- _RECORDS FOR PROCESSING_
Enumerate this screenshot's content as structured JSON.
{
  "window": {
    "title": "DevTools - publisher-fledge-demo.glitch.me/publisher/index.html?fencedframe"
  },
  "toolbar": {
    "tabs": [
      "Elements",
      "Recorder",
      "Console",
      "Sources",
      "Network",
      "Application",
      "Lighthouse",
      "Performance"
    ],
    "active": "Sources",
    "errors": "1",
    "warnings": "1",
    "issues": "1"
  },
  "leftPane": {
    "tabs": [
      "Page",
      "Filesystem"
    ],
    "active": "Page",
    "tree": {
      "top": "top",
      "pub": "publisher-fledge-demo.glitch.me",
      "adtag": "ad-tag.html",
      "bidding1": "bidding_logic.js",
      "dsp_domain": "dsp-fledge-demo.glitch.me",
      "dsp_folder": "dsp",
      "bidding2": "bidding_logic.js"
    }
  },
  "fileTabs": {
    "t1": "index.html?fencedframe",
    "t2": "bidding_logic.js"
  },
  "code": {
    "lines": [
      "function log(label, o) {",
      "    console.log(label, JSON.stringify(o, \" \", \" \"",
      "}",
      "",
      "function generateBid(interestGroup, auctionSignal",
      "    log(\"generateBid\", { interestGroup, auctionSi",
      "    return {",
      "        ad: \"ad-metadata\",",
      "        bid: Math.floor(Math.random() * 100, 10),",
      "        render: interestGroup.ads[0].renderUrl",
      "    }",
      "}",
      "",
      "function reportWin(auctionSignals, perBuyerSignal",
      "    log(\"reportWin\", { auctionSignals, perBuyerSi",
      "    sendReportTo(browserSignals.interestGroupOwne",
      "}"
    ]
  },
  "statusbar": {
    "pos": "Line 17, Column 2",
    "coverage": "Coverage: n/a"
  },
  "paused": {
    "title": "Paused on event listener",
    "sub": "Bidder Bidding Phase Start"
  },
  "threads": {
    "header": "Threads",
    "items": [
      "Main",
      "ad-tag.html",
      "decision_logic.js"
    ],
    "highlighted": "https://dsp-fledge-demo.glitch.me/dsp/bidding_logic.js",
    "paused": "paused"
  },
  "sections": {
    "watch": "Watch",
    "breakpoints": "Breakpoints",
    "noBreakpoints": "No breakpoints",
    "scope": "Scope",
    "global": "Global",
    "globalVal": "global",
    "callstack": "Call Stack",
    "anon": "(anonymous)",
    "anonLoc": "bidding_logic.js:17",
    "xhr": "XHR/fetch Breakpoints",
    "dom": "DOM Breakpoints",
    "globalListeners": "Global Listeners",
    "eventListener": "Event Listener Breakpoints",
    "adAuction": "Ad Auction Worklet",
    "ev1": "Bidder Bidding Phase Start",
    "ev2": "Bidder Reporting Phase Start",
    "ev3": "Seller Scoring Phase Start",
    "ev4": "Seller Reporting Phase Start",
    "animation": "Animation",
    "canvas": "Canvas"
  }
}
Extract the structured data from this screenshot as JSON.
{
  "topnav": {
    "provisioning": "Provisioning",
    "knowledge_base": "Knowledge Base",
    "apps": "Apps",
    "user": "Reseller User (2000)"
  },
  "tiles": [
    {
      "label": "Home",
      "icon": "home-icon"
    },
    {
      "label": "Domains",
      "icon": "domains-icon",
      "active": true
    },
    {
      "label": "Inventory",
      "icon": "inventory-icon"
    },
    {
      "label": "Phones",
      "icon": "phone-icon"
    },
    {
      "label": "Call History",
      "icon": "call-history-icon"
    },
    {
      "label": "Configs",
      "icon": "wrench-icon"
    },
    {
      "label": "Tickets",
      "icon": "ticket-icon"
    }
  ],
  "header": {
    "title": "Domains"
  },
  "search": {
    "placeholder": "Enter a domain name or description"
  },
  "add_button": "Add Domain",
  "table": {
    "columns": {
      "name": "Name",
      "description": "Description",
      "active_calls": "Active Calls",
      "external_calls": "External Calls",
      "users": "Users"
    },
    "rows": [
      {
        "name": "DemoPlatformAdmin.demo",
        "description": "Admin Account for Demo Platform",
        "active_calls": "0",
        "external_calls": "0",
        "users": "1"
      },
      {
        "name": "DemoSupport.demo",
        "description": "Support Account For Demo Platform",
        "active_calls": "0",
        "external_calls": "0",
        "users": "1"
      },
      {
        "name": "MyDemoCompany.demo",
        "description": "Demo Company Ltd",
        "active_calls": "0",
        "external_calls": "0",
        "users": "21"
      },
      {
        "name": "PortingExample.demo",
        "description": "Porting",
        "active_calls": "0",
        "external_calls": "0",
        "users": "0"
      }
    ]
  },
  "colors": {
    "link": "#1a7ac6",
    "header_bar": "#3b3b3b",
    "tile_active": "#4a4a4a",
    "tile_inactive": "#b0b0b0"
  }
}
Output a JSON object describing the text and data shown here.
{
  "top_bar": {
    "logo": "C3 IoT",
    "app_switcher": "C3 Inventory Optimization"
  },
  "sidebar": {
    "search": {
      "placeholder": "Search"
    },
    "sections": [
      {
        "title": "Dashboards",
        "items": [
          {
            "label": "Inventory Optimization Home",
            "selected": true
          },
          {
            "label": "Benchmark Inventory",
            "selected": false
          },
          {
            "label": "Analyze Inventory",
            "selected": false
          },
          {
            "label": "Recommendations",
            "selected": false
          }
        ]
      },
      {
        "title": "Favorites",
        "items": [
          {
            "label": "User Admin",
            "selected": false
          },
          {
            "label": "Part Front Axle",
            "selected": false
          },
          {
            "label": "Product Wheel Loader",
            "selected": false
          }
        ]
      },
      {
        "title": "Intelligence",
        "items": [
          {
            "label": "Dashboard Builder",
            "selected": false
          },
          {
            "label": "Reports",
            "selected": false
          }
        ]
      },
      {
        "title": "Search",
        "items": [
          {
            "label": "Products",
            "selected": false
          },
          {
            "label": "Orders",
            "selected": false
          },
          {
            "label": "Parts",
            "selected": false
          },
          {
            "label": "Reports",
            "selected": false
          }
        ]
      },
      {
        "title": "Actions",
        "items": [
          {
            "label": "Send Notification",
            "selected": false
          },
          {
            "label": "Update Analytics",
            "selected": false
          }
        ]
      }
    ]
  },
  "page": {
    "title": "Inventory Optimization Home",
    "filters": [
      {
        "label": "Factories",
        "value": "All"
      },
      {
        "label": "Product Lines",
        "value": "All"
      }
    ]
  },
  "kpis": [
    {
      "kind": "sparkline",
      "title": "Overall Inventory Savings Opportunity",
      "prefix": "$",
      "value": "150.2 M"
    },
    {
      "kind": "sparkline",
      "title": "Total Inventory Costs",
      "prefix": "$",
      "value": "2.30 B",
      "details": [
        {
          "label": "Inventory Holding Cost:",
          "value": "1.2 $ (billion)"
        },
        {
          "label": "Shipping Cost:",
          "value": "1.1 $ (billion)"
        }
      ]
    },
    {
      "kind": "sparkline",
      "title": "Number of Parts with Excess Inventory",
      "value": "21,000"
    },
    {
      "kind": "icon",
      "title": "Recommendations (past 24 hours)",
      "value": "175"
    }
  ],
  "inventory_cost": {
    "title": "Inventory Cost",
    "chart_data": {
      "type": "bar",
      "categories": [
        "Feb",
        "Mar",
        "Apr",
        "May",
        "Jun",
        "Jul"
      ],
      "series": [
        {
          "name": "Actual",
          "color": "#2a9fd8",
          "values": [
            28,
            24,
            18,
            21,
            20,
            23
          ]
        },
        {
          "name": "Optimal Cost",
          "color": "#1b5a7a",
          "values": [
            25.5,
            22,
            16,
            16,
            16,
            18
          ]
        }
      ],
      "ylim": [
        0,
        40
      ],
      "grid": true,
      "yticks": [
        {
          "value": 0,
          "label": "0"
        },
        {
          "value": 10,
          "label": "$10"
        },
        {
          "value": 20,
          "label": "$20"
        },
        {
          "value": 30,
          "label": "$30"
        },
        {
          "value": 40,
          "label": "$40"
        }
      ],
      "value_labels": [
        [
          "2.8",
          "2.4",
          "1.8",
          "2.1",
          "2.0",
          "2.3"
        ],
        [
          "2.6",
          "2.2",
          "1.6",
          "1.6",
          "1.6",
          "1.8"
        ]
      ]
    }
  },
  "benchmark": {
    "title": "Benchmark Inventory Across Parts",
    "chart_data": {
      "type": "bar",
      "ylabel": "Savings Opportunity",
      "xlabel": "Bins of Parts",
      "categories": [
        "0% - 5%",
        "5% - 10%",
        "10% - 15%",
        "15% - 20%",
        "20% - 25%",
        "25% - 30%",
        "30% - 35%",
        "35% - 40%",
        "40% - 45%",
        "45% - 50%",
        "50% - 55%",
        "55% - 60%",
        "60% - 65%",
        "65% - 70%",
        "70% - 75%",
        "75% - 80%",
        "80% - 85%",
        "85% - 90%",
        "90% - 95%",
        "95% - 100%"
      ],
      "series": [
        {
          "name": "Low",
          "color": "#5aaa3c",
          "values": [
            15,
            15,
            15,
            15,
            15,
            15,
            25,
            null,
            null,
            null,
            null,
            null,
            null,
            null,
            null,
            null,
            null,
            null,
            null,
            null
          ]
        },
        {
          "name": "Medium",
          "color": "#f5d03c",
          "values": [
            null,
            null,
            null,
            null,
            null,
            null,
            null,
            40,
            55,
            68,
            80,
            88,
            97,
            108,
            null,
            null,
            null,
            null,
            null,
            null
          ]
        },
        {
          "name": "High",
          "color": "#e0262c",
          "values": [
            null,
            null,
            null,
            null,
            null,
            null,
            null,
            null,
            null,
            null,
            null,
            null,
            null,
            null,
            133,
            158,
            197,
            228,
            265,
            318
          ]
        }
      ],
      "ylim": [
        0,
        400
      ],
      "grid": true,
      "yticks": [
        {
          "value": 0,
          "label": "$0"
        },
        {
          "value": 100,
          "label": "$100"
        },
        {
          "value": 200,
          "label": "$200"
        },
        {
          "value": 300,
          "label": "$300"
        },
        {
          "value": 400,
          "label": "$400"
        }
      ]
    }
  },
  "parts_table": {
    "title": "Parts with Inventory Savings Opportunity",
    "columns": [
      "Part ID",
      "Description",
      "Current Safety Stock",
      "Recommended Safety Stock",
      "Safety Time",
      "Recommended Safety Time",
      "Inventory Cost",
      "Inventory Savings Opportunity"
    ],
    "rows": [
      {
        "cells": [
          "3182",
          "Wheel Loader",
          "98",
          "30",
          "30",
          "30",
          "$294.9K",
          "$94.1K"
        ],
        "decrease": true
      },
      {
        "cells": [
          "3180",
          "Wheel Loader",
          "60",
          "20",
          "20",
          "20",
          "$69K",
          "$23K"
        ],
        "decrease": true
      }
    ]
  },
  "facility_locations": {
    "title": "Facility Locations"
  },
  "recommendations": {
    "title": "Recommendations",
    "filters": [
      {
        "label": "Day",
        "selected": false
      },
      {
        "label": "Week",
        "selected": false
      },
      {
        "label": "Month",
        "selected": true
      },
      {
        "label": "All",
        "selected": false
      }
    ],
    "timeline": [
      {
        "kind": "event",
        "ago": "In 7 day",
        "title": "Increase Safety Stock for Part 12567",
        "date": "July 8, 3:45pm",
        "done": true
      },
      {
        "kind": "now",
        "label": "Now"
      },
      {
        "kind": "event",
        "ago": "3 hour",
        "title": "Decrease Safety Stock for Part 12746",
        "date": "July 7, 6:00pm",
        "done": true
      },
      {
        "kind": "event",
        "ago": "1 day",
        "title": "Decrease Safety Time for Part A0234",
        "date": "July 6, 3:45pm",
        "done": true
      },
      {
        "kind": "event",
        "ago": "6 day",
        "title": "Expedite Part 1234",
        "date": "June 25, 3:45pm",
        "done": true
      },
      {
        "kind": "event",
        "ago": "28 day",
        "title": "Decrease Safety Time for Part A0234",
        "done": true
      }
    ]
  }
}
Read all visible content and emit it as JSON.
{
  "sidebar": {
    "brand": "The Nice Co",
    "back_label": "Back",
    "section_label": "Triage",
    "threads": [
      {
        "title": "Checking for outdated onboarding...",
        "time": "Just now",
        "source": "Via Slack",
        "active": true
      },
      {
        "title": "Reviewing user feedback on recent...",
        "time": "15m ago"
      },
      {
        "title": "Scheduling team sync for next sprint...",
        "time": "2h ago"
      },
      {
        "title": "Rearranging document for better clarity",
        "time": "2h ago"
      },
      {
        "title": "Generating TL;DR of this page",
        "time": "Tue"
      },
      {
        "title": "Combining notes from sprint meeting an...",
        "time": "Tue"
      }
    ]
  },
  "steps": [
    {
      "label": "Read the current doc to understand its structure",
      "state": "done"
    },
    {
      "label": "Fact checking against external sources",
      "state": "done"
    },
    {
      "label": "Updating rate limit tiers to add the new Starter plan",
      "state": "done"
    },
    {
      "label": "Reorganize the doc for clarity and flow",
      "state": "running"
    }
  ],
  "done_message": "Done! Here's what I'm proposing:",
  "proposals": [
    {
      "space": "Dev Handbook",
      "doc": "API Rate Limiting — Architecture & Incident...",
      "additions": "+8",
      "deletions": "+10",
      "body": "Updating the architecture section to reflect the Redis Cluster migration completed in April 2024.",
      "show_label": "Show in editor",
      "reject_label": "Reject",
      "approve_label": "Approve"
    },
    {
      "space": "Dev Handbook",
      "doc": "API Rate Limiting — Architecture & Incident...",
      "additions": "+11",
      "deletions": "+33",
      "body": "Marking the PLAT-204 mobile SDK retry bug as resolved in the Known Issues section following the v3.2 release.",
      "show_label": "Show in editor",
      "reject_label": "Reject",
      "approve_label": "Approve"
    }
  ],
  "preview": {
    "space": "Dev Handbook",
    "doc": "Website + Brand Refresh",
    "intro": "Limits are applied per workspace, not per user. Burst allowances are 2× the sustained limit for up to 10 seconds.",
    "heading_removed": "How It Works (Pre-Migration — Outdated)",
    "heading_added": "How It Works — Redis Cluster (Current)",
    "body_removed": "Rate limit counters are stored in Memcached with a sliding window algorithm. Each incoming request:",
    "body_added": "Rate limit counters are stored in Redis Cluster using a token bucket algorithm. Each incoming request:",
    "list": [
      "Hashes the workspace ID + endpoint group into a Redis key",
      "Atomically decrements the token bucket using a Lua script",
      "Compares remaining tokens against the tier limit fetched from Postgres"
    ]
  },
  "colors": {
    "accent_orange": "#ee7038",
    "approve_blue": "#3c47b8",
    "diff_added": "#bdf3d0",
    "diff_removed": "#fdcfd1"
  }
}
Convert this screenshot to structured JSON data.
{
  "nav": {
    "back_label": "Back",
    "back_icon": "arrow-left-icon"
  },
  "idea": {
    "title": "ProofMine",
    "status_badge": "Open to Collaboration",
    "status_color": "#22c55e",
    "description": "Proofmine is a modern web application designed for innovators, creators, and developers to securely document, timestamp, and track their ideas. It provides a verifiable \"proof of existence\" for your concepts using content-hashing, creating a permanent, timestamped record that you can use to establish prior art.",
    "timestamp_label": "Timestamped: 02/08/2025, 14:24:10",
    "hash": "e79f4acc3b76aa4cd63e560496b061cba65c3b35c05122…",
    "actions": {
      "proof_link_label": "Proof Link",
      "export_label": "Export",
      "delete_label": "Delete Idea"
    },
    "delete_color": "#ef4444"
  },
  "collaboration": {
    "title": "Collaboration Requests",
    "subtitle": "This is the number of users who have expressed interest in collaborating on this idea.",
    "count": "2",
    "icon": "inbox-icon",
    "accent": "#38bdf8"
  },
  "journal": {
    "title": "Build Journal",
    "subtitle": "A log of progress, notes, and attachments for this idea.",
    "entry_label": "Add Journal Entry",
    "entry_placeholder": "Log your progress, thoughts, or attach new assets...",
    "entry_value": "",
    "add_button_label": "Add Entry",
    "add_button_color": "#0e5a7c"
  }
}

- _GIVEN REQUEST_
Set down exactly what runs from the line with "Convert this screenshot" to the last line of the data above, including both of those lines and no others.

- _PROBLEM SOLUTION_
Convert this screenshot to structured JSON data.
{
  "nav": {
    "back_label": "Back",
    "back_icon": "arrow-left-icon"
  },
  "idea": {
    "title": "ProofMine",
    "status_badge": "Open to Collaboration",
    "status_color": "#22c55e",
    "description": "Proofmine is a modern web application designed for innovators, creators, and developers to securely document, timestamp, and track their ideas. It provides a verifiable \"proof of existence\" for your concepts using content-hashing, creating a permanent, timestamped record that you can use to establish prior art.",
    "timestamp_label": "Timestamped: 02/08/2025, 14:24:10",
    "hash": "e79f4acc3b76aa4cd63e560496b061cba65c3b35c05122…",
    "actions": {
      "proof_link_label": "Proof Link",
      "export_label": "Export",
      "delete_label": "Delete Idea"
    },
    "delete_color": "#ef4444"
  },
  "collaboration": {
    "title": "Collaboration Requests",
    "subtitle": "This is the number of users who have expressed interest in collaborating on this idea.",
    "count": "2",
    "icon": "inbox-icon",
    "accent": "#38bdf8"
  },
  "journal": {
    "title": "Build Journal",
    "subtitle": "A log of progress, notes, and attachments for this idea.",
    "entry_label": "Add Journal Entry",
    "entry_placeholder": "Log your progress, thoughts, or attach new assets...",
    "entry_value": "",
    "add_button_label": "Add Entry",
    "add_button_color": "#0e5a7c"
  }
}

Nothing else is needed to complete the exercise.